» Task description
Pull every line that holds the word "Violation" from the entries.
───── Supplied information ─────
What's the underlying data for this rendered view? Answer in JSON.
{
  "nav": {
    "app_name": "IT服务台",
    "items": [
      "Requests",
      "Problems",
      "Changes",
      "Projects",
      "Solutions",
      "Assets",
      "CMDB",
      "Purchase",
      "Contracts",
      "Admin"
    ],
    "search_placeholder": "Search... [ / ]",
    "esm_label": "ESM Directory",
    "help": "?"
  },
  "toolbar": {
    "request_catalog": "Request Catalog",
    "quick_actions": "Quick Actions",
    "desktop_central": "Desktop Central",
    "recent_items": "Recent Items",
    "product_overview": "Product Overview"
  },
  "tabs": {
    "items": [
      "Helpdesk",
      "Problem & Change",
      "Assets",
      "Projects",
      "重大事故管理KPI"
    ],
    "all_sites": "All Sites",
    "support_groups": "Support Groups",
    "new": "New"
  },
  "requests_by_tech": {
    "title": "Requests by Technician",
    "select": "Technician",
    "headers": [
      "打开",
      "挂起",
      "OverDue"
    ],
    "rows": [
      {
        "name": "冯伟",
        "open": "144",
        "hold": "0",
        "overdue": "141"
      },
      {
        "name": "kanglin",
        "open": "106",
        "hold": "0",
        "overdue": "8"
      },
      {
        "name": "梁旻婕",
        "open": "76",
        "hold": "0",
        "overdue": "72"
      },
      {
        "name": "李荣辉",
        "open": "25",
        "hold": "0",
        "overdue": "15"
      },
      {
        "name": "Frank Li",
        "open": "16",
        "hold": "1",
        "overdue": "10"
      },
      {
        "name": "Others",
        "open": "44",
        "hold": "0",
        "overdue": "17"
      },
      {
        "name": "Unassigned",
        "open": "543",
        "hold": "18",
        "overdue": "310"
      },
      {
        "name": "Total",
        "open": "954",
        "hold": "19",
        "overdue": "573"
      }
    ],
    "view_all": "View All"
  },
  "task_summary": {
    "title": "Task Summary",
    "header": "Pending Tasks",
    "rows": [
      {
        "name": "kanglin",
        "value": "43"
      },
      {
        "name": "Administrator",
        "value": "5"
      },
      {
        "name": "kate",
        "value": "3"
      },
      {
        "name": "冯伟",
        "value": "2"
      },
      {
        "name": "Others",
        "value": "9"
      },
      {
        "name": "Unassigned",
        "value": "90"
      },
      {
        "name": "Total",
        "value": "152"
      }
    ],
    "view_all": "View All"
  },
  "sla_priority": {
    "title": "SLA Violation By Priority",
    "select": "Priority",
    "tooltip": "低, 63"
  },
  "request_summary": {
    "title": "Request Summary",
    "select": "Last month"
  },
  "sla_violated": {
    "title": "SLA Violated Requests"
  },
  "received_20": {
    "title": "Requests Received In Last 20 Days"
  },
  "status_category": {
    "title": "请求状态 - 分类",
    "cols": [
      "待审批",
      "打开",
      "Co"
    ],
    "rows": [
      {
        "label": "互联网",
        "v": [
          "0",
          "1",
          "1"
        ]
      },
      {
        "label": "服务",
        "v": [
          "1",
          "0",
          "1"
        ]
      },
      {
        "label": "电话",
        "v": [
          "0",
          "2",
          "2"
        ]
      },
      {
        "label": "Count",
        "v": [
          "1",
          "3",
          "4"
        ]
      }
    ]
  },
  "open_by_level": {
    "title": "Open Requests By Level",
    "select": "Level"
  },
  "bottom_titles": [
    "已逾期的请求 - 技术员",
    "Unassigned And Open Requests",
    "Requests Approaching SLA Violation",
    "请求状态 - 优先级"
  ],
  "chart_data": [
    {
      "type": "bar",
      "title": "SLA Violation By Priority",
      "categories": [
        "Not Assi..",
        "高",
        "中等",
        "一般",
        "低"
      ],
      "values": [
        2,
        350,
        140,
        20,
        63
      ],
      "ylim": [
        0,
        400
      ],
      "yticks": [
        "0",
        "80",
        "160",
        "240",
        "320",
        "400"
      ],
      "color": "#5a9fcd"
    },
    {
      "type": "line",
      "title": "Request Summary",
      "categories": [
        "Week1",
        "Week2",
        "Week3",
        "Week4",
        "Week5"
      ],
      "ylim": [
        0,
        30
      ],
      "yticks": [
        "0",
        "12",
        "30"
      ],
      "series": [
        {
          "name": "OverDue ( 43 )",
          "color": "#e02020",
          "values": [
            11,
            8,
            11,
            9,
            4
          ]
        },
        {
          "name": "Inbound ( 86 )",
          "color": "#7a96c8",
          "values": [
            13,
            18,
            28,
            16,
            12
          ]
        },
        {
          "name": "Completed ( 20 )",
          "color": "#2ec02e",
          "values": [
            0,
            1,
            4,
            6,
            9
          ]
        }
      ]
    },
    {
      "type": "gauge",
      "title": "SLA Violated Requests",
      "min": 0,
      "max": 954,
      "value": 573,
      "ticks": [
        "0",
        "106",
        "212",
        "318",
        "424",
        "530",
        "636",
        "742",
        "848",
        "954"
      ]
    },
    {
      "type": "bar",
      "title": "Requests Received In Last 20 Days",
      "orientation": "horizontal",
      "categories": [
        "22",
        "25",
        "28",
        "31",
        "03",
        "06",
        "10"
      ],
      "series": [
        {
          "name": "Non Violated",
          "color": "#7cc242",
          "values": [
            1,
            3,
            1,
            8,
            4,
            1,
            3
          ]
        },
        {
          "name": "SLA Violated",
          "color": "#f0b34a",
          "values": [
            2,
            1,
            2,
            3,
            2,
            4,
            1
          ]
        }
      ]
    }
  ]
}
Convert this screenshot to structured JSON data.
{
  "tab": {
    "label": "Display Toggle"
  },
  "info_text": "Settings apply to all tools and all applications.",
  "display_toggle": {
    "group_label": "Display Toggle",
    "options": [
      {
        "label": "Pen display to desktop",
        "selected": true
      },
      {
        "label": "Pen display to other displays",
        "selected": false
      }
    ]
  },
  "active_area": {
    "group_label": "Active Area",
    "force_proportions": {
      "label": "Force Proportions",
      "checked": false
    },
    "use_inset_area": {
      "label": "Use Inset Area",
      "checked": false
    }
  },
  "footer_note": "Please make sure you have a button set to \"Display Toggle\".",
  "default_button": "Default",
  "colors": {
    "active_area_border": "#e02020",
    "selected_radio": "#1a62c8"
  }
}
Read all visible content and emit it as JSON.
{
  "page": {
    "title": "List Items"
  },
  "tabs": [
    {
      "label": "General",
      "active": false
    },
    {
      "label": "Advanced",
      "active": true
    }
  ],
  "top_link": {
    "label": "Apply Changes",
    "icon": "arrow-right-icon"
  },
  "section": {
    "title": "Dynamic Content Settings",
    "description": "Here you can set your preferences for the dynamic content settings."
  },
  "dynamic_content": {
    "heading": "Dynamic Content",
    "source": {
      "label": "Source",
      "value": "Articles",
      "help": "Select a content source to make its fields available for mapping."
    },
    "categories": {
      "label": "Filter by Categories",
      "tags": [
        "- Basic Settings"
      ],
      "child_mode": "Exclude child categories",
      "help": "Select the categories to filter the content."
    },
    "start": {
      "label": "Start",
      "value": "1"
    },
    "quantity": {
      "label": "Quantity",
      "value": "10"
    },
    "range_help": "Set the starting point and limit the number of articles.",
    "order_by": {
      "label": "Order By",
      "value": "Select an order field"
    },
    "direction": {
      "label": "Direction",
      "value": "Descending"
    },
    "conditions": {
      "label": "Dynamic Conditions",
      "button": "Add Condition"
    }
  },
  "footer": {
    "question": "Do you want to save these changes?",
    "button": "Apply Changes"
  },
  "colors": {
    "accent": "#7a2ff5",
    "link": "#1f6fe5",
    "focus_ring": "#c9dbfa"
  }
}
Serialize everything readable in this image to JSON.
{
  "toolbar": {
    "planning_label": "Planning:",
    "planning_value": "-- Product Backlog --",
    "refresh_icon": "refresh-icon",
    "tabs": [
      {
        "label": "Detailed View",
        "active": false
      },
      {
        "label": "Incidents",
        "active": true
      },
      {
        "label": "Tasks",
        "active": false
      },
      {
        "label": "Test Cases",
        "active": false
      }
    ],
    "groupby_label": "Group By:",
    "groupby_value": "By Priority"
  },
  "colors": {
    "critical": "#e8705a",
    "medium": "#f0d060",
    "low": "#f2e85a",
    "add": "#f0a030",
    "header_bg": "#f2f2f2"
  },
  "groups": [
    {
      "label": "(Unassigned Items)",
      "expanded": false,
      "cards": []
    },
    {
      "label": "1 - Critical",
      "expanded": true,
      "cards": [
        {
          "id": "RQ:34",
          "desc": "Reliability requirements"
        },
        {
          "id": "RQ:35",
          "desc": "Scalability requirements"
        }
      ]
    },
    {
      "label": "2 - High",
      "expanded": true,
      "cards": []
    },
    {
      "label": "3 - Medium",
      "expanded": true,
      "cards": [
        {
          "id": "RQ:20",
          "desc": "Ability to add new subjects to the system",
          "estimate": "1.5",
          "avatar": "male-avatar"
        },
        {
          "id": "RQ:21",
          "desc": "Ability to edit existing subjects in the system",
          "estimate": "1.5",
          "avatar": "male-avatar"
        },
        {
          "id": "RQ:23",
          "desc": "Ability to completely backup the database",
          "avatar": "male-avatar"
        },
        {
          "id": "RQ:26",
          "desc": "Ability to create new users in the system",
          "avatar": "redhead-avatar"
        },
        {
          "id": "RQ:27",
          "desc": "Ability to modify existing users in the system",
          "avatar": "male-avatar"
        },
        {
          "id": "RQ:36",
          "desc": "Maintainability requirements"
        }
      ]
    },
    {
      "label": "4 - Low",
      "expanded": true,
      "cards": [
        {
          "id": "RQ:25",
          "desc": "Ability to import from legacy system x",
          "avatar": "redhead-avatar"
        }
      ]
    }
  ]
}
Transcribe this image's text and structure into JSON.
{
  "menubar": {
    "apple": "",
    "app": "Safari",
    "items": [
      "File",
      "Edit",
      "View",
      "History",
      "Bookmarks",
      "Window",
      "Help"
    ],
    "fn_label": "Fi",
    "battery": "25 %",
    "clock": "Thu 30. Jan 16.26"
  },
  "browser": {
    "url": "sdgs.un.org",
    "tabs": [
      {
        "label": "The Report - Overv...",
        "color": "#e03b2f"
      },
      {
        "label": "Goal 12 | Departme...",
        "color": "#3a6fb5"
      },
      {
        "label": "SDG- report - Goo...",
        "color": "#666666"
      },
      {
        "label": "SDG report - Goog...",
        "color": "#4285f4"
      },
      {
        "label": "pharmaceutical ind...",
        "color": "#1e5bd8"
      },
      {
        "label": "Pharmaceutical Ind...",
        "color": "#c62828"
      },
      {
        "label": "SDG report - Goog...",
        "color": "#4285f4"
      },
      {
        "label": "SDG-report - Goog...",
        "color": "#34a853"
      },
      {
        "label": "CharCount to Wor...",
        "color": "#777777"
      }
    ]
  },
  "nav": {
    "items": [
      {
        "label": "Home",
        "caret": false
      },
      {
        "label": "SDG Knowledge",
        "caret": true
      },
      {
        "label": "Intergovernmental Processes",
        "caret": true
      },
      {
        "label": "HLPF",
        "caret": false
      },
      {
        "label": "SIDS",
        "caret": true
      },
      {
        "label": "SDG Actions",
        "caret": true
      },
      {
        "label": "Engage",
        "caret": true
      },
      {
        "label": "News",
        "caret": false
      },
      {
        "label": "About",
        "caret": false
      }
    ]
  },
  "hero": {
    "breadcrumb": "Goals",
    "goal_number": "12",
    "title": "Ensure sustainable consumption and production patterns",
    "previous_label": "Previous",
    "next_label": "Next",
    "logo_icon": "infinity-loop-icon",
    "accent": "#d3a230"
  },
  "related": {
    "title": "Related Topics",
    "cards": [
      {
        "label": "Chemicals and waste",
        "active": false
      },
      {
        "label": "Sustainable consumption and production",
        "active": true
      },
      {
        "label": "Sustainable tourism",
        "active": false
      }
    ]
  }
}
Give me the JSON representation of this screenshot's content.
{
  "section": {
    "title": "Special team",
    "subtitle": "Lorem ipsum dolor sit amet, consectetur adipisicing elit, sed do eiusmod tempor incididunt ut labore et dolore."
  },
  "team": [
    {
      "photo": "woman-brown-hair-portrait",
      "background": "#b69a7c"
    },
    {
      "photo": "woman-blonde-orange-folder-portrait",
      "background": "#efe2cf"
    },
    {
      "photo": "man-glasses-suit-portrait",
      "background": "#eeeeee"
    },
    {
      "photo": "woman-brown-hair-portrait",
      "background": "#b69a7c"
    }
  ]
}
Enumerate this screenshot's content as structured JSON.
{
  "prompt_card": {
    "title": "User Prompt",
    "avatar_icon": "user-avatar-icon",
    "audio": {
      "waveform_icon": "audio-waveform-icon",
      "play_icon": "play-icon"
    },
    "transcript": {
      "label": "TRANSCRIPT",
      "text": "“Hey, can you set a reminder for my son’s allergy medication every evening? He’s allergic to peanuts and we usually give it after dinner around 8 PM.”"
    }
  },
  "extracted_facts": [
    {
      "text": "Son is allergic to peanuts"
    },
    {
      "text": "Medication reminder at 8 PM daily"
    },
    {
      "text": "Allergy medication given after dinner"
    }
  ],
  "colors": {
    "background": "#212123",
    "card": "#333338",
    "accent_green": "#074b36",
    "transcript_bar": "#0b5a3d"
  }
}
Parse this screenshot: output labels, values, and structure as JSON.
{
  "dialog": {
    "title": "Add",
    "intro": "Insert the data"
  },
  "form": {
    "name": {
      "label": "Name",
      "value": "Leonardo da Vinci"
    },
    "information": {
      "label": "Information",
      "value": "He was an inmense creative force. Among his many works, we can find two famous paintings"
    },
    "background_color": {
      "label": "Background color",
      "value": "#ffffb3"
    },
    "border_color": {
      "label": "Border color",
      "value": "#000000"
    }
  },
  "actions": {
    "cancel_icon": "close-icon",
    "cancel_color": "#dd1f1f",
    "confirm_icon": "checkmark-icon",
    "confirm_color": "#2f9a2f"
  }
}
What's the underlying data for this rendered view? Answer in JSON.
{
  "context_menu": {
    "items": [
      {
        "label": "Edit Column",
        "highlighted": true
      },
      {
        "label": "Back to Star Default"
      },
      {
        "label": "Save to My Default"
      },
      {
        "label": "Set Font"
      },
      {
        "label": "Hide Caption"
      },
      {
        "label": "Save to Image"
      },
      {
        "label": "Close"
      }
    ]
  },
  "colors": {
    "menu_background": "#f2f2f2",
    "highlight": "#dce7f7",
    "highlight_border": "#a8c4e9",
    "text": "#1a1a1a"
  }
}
─────
» Solution below
    "title": "SLA Violation By Priority",
    "Requests Approaching SLA Violation",
      "title": "SLA Violation By Priority",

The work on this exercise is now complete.